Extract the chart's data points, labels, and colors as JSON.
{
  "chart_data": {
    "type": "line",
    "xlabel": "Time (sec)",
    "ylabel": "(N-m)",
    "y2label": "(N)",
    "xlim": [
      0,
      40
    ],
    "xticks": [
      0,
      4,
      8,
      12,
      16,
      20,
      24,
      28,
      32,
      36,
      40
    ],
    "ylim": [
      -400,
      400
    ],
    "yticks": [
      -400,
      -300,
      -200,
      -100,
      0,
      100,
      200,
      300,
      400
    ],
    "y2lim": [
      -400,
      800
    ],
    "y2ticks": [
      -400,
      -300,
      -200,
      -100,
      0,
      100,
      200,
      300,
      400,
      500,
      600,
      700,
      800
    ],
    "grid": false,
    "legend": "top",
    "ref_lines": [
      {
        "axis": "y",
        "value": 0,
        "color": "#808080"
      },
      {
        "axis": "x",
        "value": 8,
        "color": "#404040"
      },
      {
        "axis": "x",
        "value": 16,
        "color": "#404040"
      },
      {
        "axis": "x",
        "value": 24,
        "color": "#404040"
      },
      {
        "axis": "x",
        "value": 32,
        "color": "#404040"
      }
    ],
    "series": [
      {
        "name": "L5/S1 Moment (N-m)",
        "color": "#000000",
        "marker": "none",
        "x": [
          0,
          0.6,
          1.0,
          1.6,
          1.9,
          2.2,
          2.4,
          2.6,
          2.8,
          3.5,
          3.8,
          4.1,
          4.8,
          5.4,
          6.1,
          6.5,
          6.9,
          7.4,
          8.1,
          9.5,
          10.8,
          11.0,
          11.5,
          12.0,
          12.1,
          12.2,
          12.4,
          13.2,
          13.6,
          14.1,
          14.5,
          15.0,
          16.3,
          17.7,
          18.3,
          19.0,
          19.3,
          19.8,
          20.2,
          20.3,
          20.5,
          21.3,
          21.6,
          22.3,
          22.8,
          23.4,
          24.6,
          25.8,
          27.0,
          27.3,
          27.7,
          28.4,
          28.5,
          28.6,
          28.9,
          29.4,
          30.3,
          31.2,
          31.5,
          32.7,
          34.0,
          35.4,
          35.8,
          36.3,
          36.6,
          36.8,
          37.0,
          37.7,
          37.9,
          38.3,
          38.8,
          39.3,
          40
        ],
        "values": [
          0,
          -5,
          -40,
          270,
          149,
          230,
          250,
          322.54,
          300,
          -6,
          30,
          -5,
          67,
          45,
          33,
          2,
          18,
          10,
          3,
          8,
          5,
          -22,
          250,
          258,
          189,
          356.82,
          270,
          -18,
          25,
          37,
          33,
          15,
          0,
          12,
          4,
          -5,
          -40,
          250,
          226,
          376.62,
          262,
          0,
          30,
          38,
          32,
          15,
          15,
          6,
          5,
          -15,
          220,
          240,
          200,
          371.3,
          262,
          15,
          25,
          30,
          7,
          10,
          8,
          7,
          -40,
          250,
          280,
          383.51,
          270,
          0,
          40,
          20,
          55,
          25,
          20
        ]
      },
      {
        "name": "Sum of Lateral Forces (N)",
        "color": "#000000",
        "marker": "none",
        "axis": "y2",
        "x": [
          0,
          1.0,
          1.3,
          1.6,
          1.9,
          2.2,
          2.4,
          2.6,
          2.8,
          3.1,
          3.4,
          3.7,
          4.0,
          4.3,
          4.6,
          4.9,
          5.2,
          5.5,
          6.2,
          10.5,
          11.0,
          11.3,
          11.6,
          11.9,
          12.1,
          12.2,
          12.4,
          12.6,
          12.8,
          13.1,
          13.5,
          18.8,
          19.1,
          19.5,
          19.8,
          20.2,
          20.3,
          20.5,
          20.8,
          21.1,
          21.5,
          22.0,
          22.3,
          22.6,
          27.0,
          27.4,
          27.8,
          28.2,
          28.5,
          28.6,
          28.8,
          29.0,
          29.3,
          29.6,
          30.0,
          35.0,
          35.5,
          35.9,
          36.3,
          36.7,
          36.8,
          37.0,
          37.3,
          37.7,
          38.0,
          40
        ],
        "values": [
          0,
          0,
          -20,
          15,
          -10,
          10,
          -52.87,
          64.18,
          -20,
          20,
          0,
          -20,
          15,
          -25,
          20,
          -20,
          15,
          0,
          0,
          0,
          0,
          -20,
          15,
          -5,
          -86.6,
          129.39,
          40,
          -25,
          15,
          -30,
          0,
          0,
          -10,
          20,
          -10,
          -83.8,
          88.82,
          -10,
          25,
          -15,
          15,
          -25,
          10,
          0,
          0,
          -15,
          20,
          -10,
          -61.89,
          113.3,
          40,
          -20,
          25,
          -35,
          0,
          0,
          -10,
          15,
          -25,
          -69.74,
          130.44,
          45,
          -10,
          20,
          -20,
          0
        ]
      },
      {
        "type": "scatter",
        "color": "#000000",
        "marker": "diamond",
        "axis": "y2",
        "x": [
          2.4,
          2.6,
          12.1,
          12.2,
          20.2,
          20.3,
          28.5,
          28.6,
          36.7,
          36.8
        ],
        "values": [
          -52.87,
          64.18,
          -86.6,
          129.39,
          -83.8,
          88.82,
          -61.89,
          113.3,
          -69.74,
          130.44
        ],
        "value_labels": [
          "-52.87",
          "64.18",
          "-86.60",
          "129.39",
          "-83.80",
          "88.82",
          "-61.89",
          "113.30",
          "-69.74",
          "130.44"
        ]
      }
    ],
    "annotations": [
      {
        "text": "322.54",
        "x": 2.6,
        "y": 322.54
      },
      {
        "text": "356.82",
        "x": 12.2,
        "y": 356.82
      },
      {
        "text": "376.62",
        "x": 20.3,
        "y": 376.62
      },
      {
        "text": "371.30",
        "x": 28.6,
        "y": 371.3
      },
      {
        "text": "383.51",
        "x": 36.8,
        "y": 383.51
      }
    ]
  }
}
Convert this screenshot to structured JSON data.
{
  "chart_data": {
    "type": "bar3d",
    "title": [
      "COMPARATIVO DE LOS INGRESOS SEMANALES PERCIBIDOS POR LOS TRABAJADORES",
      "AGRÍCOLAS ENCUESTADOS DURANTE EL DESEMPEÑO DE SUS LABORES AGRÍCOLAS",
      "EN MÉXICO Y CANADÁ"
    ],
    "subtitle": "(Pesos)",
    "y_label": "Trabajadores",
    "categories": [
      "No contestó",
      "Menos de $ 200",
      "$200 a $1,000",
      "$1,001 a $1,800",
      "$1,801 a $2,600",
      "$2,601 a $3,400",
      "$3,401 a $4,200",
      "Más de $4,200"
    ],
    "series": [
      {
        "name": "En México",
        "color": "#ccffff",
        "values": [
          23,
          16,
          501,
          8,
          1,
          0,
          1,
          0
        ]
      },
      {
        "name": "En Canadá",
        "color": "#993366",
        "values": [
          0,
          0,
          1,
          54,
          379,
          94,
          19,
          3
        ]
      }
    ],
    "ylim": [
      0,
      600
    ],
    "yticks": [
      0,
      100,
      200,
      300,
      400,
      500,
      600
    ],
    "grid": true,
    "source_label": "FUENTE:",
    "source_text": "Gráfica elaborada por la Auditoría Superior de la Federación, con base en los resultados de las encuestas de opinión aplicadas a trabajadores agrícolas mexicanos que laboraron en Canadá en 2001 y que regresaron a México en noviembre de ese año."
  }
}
::::
Nothing outside the span should appear: transcribe the lines from the one containing "Convert this screenshot" through the last line of the records.

Convert this screenshot to structured JSON data.
{
  "chart_data": {
    "type": "bar3d",
    "title": [
      "COMPARATIVO DE LOS INGRESOS SEMANALES PERCIBIDOS POR LOS TRABAJADORES",
      "AGRÍCOLAS ENCUESTADOS DURANTE EL DESEMPEÑO DE SUS LABORES AGRÍCOLAS",
      "EN MÉXICO Y CANADÁ"
    ],
    "subtitle": "(Pesos)",
    "y_label": "Trabajadores",
    "categories": [
      "No contestó",
      "Menos de $ 200",
      "$200 a $1,000",
      "$1,001 a $1,800",
      "$1,801 a $2,600",
      "$2,601 a $3,400",
      "$3,401 a $4,200",
      "Más de $4,200"
    ],
    "series": [
      {
        "name": "En México",
        "color": "#ccffff",
        "values": [
          23,
          16,
          501,
          8,
          1,
          0,
          1,
          0
        ]
      },
      {
        "name": "En Canadá",
        "color": "#993366",
        "values": [
          0,
          0,
          1,
          54,
          379,
          94,
          19,
          3
        ]
      }
    ],
    "ylim": [
      0,
      600
    ],
    "yticks": [
      0,
      100,
      200,
      300,
      400,
      500,
      600
    ],
    "grid": true,
    "source_label": "FUENTE:",
    "source_text": "Gráfica elaborada por la Auditoría Superior de la Federación, con base en los resultados de las encuestas de opinión aplicadas a trabajadores agrícolas mexicanos que laboraron en Canadá en 2001 y que regresaron a México en noviembre de ese año."
  }
}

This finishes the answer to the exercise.